━━━ Supplied data ━━━

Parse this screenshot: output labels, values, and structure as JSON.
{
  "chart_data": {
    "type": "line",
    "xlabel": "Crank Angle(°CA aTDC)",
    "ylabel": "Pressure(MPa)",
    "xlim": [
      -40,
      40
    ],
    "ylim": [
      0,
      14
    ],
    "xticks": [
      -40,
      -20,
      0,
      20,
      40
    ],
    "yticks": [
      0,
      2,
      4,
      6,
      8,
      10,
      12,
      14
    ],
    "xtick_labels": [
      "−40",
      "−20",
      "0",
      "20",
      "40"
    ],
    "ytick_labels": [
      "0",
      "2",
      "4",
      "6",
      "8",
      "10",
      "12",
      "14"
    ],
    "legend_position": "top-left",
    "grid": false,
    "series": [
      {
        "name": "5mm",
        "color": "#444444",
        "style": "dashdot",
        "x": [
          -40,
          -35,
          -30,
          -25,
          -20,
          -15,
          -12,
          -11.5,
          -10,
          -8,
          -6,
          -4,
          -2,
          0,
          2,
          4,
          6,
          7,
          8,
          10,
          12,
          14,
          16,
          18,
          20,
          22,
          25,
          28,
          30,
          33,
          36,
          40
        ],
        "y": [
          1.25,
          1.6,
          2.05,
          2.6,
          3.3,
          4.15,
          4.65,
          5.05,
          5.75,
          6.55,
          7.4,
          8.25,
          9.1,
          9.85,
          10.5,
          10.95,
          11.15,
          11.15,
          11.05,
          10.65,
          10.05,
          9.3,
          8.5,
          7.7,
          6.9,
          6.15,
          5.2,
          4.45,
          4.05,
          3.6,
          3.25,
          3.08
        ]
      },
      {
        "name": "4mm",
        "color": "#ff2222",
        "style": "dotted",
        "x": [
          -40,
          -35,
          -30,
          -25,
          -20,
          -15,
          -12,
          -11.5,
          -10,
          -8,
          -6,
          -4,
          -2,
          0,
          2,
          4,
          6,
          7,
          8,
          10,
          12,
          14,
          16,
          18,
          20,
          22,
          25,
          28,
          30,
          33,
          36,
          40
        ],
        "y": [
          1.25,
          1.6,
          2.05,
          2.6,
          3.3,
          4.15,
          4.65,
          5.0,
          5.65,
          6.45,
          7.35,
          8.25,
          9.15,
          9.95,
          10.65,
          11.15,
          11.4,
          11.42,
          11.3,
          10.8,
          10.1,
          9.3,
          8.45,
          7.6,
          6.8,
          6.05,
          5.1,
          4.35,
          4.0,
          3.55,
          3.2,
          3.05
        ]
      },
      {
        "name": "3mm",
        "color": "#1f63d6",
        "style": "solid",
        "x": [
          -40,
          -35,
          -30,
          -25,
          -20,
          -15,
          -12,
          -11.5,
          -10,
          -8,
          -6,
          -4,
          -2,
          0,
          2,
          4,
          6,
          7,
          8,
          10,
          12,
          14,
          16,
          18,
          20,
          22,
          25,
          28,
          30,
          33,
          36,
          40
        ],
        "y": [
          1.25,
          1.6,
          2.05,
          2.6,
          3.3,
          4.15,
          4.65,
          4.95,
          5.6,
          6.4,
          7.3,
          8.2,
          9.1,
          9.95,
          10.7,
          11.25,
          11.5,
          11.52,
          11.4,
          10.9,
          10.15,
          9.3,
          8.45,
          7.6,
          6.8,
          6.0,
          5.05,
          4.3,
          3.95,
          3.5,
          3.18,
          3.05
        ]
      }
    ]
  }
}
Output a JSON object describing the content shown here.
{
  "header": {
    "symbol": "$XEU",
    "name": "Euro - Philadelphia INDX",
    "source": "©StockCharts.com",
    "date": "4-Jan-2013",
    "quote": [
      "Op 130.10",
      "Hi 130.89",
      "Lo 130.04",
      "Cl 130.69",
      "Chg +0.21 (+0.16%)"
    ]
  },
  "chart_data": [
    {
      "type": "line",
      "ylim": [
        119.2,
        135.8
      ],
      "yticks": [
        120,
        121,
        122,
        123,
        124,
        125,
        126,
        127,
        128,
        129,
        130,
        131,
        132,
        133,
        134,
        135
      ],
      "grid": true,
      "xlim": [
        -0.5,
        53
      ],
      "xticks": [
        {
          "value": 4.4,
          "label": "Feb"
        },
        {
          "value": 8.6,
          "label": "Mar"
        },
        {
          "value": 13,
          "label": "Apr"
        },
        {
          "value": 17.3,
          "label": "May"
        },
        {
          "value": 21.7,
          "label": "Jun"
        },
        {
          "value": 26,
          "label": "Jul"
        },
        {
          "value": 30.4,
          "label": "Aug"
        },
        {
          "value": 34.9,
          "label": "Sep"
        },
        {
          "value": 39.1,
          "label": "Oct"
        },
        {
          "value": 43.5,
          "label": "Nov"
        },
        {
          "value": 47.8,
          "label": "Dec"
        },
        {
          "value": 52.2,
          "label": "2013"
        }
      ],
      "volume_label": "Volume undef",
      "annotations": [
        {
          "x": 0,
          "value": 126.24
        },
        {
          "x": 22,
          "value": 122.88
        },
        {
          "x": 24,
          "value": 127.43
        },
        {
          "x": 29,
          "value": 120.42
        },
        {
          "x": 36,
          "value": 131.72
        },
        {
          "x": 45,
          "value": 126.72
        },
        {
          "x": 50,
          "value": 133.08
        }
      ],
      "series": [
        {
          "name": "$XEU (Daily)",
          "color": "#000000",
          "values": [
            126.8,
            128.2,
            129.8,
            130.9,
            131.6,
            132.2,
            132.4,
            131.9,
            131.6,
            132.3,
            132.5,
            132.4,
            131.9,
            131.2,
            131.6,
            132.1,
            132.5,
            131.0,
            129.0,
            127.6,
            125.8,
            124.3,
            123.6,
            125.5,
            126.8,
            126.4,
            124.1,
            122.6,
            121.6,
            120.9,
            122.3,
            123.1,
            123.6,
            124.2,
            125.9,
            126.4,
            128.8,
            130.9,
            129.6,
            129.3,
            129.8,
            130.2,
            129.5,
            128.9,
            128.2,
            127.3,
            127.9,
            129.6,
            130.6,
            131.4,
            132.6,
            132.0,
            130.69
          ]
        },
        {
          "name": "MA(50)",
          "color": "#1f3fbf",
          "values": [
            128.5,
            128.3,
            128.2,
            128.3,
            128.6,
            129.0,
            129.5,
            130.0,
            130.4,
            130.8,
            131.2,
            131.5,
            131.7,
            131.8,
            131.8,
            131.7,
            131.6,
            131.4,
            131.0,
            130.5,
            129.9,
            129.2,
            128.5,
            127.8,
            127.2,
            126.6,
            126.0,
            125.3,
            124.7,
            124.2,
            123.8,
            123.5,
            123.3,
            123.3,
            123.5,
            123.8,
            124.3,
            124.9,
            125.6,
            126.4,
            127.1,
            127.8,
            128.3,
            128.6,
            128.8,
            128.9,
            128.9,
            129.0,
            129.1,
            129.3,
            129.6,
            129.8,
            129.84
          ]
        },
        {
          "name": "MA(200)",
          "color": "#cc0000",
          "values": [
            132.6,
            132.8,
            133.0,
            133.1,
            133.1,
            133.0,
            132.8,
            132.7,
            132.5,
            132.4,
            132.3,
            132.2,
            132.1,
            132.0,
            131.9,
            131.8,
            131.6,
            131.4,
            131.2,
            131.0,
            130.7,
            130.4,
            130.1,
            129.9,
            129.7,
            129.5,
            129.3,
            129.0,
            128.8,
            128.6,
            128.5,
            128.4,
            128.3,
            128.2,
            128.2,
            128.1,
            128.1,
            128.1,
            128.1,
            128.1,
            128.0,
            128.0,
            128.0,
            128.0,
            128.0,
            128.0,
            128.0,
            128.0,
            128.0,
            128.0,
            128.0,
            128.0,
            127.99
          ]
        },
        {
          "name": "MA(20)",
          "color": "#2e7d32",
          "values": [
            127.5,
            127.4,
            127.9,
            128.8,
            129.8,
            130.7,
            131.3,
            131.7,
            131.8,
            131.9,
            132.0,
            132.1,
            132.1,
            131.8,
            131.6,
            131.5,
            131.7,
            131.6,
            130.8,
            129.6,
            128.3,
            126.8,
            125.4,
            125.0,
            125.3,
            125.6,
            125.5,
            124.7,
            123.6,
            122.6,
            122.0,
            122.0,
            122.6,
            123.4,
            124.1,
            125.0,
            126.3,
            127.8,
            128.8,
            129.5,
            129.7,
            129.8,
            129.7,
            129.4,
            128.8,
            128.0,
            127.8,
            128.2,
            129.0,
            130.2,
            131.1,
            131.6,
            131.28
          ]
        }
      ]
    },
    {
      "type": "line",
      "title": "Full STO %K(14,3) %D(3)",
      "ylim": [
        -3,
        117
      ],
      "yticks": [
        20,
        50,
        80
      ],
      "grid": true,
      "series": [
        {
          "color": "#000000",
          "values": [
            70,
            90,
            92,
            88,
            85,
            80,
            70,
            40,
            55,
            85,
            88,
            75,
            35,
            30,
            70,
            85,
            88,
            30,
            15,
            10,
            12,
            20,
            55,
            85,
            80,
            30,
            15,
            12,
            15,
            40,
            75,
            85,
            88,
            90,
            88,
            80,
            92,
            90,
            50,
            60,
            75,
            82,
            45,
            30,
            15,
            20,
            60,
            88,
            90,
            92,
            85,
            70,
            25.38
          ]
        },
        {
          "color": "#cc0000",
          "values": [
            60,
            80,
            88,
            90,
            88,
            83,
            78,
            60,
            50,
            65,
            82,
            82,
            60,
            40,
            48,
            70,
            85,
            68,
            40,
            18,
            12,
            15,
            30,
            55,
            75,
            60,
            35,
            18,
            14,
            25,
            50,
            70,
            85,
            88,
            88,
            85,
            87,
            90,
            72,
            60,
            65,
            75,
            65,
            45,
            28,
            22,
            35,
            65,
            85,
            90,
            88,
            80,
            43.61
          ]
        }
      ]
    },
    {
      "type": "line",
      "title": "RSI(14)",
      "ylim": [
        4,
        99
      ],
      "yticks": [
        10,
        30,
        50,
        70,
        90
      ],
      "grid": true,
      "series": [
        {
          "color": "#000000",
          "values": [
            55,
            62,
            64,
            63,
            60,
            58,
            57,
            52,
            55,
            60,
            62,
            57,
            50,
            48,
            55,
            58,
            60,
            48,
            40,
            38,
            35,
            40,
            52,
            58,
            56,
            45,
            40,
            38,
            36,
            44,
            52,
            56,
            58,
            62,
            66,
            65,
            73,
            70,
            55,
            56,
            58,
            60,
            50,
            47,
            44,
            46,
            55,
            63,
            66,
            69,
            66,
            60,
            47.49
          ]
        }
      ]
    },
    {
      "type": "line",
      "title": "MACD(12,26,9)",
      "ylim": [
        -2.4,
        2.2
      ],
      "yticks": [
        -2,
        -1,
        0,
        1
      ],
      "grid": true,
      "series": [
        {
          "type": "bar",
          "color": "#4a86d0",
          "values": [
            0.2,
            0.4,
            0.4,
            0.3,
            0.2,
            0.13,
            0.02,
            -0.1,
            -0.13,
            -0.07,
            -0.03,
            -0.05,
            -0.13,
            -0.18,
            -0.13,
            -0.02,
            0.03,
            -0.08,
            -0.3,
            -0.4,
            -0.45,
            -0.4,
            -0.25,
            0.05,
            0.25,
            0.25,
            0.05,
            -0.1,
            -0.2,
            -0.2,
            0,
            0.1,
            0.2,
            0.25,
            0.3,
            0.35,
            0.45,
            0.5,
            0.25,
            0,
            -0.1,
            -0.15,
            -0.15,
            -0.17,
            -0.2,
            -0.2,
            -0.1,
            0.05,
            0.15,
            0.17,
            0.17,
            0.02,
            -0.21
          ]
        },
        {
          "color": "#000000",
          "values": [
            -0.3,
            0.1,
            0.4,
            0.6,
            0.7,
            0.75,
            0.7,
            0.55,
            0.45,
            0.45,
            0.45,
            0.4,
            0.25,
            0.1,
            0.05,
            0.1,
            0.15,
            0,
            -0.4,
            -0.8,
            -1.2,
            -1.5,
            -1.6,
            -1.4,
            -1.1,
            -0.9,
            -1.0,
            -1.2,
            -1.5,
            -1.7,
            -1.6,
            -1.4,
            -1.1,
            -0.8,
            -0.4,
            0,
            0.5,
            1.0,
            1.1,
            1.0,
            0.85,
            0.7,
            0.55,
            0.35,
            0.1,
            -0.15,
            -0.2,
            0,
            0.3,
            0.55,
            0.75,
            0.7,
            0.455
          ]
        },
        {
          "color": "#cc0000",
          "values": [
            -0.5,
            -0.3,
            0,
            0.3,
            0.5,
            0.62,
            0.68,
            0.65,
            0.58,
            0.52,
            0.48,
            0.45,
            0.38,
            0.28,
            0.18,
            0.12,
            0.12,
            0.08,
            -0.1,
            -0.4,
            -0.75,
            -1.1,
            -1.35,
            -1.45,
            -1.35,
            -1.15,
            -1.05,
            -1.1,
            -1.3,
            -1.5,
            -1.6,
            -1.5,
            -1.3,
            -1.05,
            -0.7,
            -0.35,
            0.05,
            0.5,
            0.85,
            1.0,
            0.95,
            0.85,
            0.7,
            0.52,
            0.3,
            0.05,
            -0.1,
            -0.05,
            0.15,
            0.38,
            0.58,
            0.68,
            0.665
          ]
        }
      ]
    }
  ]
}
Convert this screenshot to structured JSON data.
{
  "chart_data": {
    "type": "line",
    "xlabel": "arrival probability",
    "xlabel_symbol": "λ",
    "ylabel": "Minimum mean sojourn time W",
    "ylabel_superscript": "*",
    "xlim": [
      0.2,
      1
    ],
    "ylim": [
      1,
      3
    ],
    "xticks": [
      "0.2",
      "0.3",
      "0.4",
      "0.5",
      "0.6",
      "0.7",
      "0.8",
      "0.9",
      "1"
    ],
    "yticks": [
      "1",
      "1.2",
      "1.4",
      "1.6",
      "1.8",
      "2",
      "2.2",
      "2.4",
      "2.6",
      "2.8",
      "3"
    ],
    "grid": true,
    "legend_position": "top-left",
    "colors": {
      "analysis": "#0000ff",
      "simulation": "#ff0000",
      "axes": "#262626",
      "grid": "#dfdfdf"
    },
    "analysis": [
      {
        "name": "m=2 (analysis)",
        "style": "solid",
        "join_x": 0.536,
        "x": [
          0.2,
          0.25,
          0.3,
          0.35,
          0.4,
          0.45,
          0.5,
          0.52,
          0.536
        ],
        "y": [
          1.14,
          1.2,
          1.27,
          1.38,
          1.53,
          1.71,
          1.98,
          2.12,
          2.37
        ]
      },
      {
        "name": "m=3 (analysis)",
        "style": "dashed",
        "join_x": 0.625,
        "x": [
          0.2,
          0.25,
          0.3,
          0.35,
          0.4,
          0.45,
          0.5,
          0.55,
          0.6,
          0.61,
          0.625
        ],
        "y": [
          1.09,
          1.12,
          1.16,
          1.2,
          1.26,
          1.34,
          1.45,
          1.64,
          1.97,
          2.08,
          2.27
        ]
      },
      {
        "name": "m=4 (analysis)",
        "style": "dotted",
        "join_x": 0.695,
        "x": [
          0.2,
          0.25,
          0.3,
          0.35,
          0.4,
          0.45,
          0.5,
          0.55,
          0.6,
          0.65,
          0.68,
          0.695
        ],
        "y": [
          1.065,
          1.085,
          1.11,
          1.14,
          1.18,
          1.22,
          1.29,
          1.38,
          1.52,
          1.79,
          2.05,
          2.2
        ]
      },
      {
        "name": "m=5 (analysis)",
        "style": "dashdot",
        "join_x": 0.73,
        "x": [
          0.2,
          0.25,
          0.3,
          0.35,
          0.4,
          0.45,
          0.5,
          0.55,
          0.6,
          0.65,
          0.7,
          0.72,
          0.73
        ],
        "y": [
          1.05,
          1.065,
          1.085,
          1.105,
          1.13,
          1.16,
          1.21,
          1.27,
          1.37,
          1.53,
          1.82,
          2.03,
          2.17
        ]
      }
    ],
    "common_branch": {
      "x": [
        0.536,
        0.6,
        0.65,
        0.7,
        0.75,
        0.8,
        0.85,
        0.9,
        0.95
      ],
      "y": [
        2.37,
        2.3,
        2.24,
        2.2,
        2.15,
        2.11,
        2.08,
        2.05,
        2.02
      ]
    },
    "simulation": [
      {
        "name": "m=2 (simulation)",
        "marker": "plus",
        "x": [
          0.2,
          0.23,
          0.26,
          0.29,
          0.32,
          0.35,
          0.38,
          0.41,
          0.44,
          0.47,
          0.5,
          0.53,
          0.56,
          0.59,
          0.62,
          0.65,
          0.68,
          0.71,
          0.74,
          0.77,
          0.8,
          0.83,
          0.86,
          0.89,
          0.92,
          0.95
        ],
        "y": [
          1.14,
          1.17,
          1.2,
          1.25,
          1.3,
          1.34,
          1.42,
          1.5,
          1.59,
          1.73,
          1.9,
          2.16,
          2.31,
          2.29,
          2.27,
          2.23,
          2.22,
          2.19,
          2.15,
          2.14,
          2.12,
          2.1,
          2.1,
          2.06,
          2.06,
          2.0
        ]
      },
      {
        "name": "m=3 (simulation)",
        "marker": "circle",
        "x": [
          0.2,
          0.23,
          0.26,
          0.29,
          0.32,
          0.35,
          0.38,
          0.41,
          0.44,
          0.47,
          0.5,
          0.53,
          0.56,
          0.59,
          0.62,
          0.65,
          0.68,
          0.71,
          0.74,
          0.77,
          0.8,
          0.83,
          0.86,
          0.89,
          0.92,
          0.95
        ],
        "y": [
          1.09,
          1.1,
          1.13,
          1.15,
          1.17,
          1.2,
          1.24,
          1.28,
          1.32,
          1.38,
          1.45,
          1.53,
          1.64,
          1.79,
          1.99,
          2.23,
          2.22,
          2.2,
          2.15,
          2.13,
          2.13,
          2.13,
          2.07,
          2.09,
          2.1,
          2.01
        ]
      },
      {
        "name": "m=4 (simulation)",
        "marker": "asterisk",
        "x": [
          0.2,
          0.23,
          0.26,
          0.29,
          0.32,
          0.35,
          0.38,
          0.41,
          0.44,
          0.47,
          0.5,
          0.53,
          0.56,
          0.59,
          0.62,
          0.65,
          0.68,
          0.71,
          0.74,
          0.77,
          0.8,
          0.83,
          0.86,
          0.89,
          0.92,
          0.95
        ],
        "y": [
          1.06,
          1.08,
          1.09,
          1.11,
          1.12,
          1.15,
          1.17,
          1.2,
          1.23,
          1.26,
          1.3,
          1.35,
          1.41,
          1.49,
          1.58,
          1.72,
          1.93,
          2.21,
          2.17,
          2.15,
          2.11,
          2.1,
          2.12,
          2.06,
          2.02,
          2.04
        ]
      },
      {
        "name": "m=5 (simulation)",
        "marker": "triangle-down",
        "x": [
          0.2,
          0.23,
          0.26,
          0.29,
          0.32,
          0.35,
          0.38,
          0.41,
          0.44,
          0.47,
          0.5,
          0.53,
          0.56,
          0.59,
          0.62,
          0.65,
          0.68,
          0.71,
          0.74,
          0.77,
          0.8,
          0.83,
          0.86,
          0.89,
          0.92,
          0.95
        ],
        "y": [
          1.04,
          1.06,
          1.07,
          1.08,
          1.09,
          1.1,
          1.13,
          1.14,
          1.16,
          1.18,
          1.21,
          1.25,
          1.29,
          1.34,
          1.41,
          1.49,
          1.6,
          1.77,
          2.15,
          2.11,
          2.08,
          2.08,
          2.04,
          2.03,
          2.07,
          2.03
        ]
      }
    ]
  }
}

━━━

» **Problem statement**:
Of the lines in this listing, report how many contain the string "simulation", and give the number only.

» **Output of the exercise**:
6